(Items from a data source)
# # #
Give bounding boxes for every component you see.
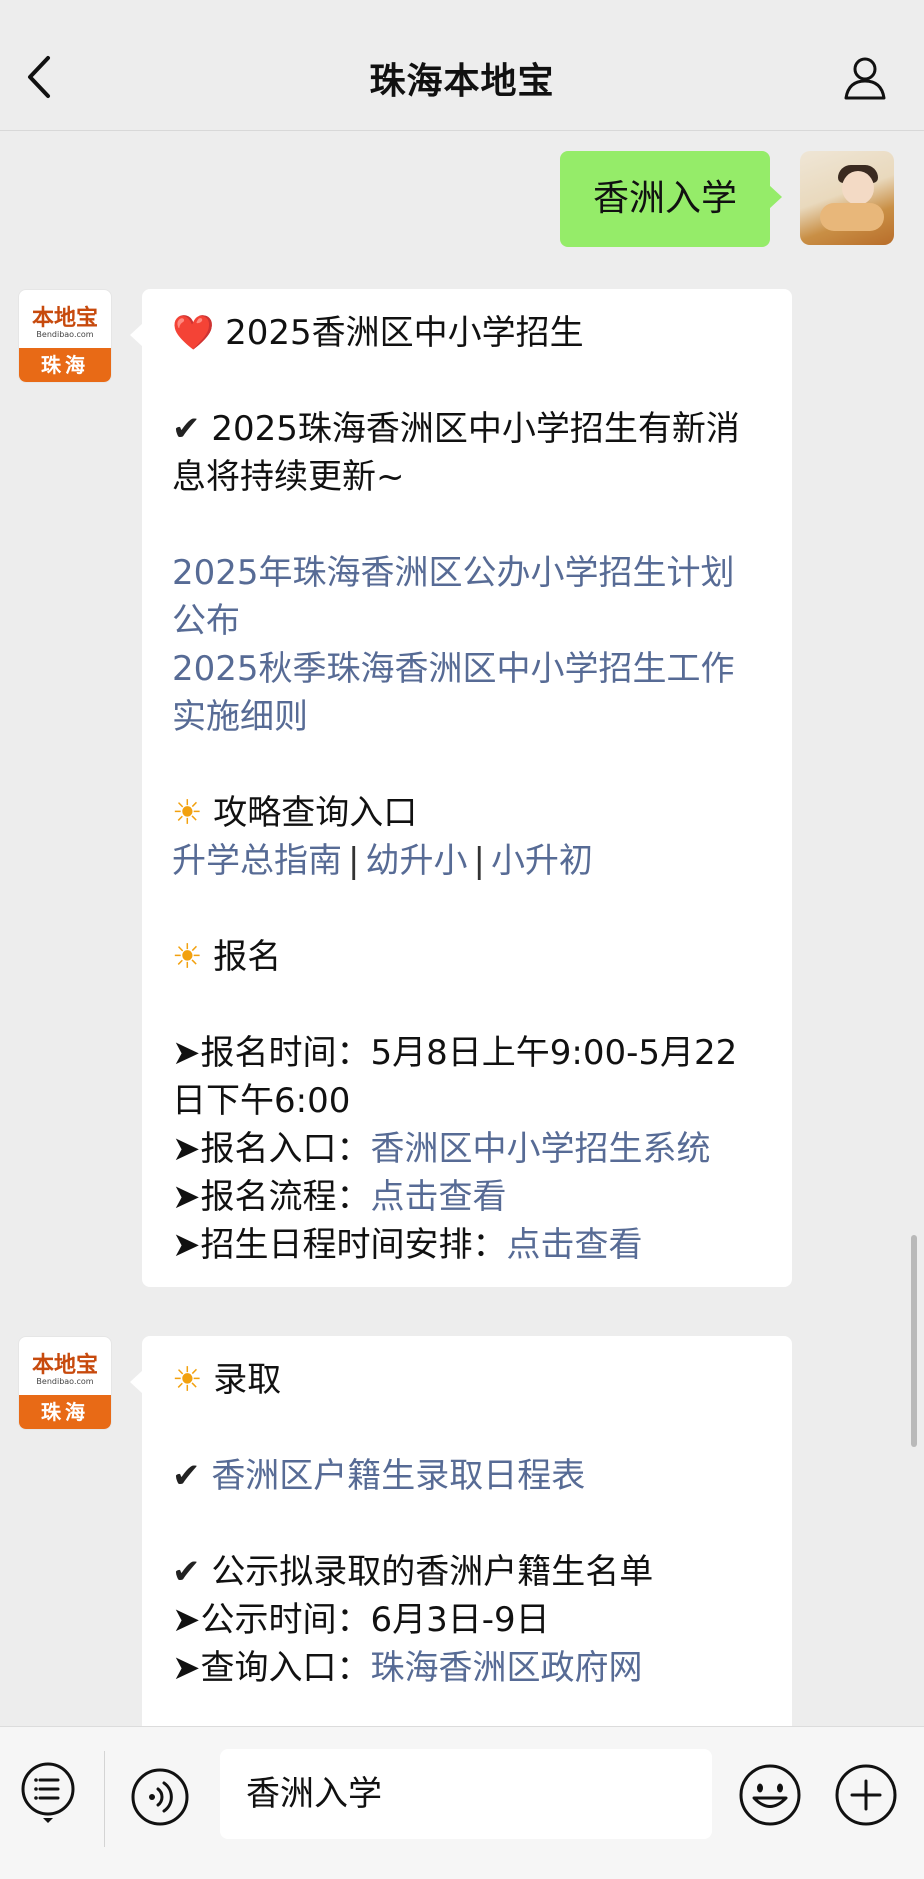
arrow-icon: ➤: [172, 1600, 201, 1640]
signup-flow-label: 报名流程：: [200, 1177, 371, 1217]
arrow-icon: ➤: [172, 1225, 201, 1265]
schedule-label: 招生日程时间安排：: [200, 1225, 507, 1265]
user-avatar[interactable]: [800, 151, 894, 245]
separator: |: [473, 841, 485, 881]
heart-icon: ❤️: [172, 313, 215, 353]
smiley-icon[interactable]: [738, 1763, 802, 1827]
plus-icon[interactable]: [834, 1763, 898, 1827]
query-label: 查询入口：: [200, 1648, 371, 1688]
plan-link[interactable]: 2025年珠海香洲区公办小学招生计划公布: [172, 549, 768, 645]
voice-icon[interactable]: [130, 1767, 190, 1827]
message-title: 2025香洲区中小学招生: [225, 313, 584, 353]
page-title: 珠海本地宝: [369, 61, 555, 102]
guide-title: 攻略查询入口: [213, 793, 418, 833]
scrollbar[interactable]: [911, 1235, 917, 1447]
logo-city: 珠海: [19, 1395, 111, 1429]
publicity-time-label: 公示时间：: [200, 1600, 371, 1640]
publicity-time-value: 6月3日-9日: [370, 1600, 550, 1640]
signup-title: 报名: [213, 937, 282, 977]
bot-avatar[interactable]: 本地宝 Bendibao.com 珠海: [18, 289, 112, 383]
avatar-body: [820, 203, 884, 231]
logo-subtext: Bendibao.com: [36, 1377, 94, 1386]
bot-message: ☀ 录取 ✔ 香洲区户籍生录取日程表 ✔ 公示拟录取的香洲户籍生名单 ➤公示时间…: [130, 1336, 792, 1756]
admission-schedule-line: ✔ 香洲区户籍生录取日程表: [172, 1452, 768, 1500]
arrow-icon: ➤: [172, 1033, 201, 1073]
query-link[interactable]: 珠海香洲区政府网: [371, 1648, 643, 1688]
admission-title-line: ☀ 录取: [172, 1356, 768, 1404]
bot-message: ❤️ 2025香洲区中小学招生 ✔ 2025珠海香洲区中小学招生有新消息将持续更…: [130, 289, 792, 1287]
guide-link-middle[interactable]: 小升初: [491, 841, 593, 881]
check-icon: ✔: [172, 1456, 201, 1496]
person-icon[interactable]: [842, 54, 888, 100]
arrow-icon: ➤: [172, 1177, 201, 1217]
schedule-line: ➤招生日程时间安排：点击查看: [172, 1221, 768, 1269]
check-icon: ✔: [172, 1552, 201, 1592]
avatar-face: [842, 171, 874, 205]
publicity-time-line: ➤公示时间：6月3日-9日: [172, 1596, 768, 1644]
logo-subtext: Bendibao.com: [36, 330, 94, 339]
sun-icon: ☀: [172, 937, 203, 977]
top-bar: 珠海本地宝: [0, 0, 924, 131]
rules-link[interactable]: 2025秋季珠海香洲区中小学招生工作实施细则: [172, 645, 768, 741]
schedule-link[interactable]: 点击查看: [507, 1225, 643, 1265]
update-line: ✔ 2025珠海香洲区中小学招生有新消息将持续更新~: [172, 405, 768, 501]
publicity-title: 公示拟录取的香洲户籍生名单: [211, 1552, 654, 1592]
arrow-icon: ➤: [172, 1648, 201, 1688]
logo-city: 珠海: [19, 348, 111, 382]
guide-links-line: 升学总指南 | 幼升小 | 小升初: [172, 837, 768, 885]
publicity-title-line: ✔ 公示拟录取的香洲户籍生名单: [172, 1548, 768, 1596]
outgoing-message[interactable]: 香洲入学: [560, 151, 782, 247]
admission-title: 录取: [213, 1360, 282, 1400]
divider: [104, 1751, 105, 1847]
update-text: 2025珠海香洲区中小学招生有新消息将持续更新~: [172, 409, 740, 497]
signup-title-line: ☀ 报名: [172, 933, 768, 981]
bot-avatar[interactable]: 本地宝 Bendibao.com 珠海: [18, 1336, 112, 1430]
signup-flow-line: ➤报名流程：点击查看: [172, 1173, 768, 1221]
arrow-icon: ➤: [172, 1129, 201, 1169]
check-icon: ✔: [172, 409, 201, 449]
list-menu-icon[interactable]: [20, 1761, 76, 1825]
query-line: ➤查询入口：珠海香洲区政府网: [172, 1644, 768, 1692]
guide-link-overview[interactable]: 升学总指南: [172, 841, 342, 881]
message-title-line: ❤️ 2025香洲区中小学招生: [172, 309, 768, 357]
logo-text: 本地宝: [31, 305, 98, 331]
signup-entry-link[interactable]: 香洲区中小学招生系统: [371, 1129, 711, 1169]
signup-time-line: ➤报名时间：5月8日上午9:00-5月22日下午6:00: [172, 1029, 768, 1125]
signup-entry-label: 报名入口：: [200, 1129, 371, 1169]
guide-link-primary[interactable]: 幼升小: [365, 841, 467, 881]
logo-text: 本地宝: [31, 1352, 98, 1378]
admission-schedule-link[interactable]: 香洲区户籍生录取日程表: [211, 1456, 585, 1496]
separator: |: [348, 841, 360, 881]
signup-time-label: 报名时间：: [200, 1033, 371, 1073]
sun-icon: ☀: [172, 1360, 203, 1400]
signup-flow-link[interactable]: 点击查看: [371, 1177, 507, 1217]
guide-title-line: ☀ 攻略查询入口: [172, 789, 768, 837]
input-bar: 香洲入学: [0, 1726, 924, 1879]
signup-entry-line: ➤报名入口：香洲区中小学招生系统: [172, 1125, 768, 1173]
message-input[interactable]: 香洲入学: [220, 1749, 712, 1839]
sun-icon: ☀: [172, 793, 203, 833]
# # #
### Exercise goal
Please rewrite the items starting with the line with "arrow-icon: ➤: [172, 1600, 201, 1640]" and going on through the line with "guide-title: 攻略查询入口: [213, 793, 418, 833]", replacing "arrow-icon" with "arrow-mark" and leaving everything else unchanged.

### Task answer
arrow-mark: ➤: [172, 1600, 201, 1640]
signup-flow-label: 报名流程：: [200, 1177, 371, 1217]
arrow-mark: ➤: [172, 1225, 201, 1265]
schedule-label: 招生日程时间安排：: [200, 1225, 507, 1265]
user-avatar[interactable]: [800, 151, 894, 245]
separator: |: [473, 841, 485, 881]
heart-icon: ❤️: [172, 313, 215, 353]
smiley-icon[interactable]: [738, 1763, 802, 1827]
plus-icon[interactable]: [834, 1763, 898, 1827]
query-label: 查询入口：: [200, 1648, 371, 1688]
plan-link[interactable]: 2025年珠海香洲区公办小学招生计划公布: [172, 549, 768, 645]
voice-icon[interactable]: [130, 1767, 190, 1827]
message-title: 2025香洲区中小学招生: [225, 313, 584, 353]
page-title: 珠海本地宝: [369, 61, 555, 102]
guide-title: 攻略查询入口: [213, 793, 418, 833]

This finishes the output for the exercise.